Deb leads the kids and Putiyei in exercise.

Deb leads the kids and Putiyei in exercise.

Deb and Putiyei take the kids on a hike last Saturday.

Deb and Putiyei take the kids on a hike last Saturday.

At New Year’s this year, they implemented a new dinner arrangement. The kids are sorted into Hogwarts houses and sit at their respective Hufflepuff, Gryffindor, Ravenclaw, and Slytherin tables, while staff and volunteers sit at the faculty table. Dinner starts with a group song or a thanks and ends with dish-washing and clean-up shifts.

Dinner at the Zion Home.

Dinner at the Zion Home.

The Zion Home’s relatively urban setting limits the space available for a growing organization hoping to become more self-sufficient. The masterplan drawing I shared in my last post shows how much room the new Olive Branch site will have for all of its services, including the introduction of income-earning programs and the addition of farmland where they can grow a lot of their own food. Much of the 50 acres will still remain forest, so that hikes and outdoor activities can become an even bigger part of life for the kids.

Laundry day at the Zion Home.

Laundry day at the Zion Home.

One of Olive Branch’s primary goals is to provide the kids with a better education than the overcrowded classrooms and outdated curriculums that the local schools provide. Right now, the youngest kids learn in a Montessori class led by Lindsey, a long-term volunteer, and the primary school-aged kids are taught in a classroom in the Zion Home compound following a curriculum Deb has created, but the oldest kids attend a private secondary school nearby. During homework review time with the secondary school kids, Deb is frequently frustrated by the misinformation that is taught (the study of “protists” is not “proctology”) and the emphasis on memorization rather than understanding.

> [Exercise inputs]

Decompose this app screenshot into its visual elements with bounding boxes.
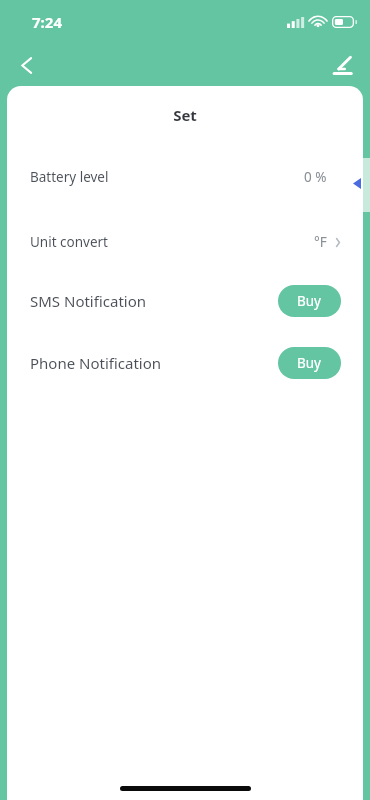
staticText: 0 % bbox=[304, 168, 327, 186]
staticText: Phone Notification bbox=[30, 353, 162, 373]
button[interactable]: Back bbox=[4, 44, 48, 86]
staticText: Battery level bbox=[30, 168, 109, 186]
button[interactable]: Battery level bbox=[7, 162, 363, 192]
button[interactable]: Edit bbox=[320, 44, 364, 86]
staticText: SMS Notification bbox=[30, 291, 147, 311]
button[interactable]: Unit convert bbox=[7, 227, 363, 257]
staticText: Buy bbox=[297, 292, 322, 310]
staticText: Set bbox=[7, 105, 363, 125]
button[interactable]: Buy bbox=[278, 347, 341, 379]
staticText: °F bbox=[314, 233, 327, 251]
staticText: 7:24 bbox=[32, 12, 62, 32]
staticText: Unit convert bbox=[30, 233, 108, 251]
button[interactable]: Buy bbox=[278, 285, 341, 317]
staticText: Buy bbox=[297, 354, 322, 372]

> [Tasks and exercises]
1. Reproduce the stretch of the Zion Home text from "At New Year’s" through "and clean-up shifts." word for word.
2. Gather every line in the records that contains the string "Battery", treating uppercase and lowercase as different.

> [The answers]
1.
At New Year’s this year, they implemented a new dinner arrangement. The kids are sorted into Hogwarts houses and sit at their respective Hufflepuff, Gryffindor, Ravenclaw, and Slytherin tables, while staff and volunteers sit at the faculty table. Dinner starts with a group song or a thanks and ends with dish-washing and clean-up shifts.

2.
staticText: Battery level bbox=[30, 168, 109, 186]
button[interactable]: Battery level bbox=[7, 162, 363, 192]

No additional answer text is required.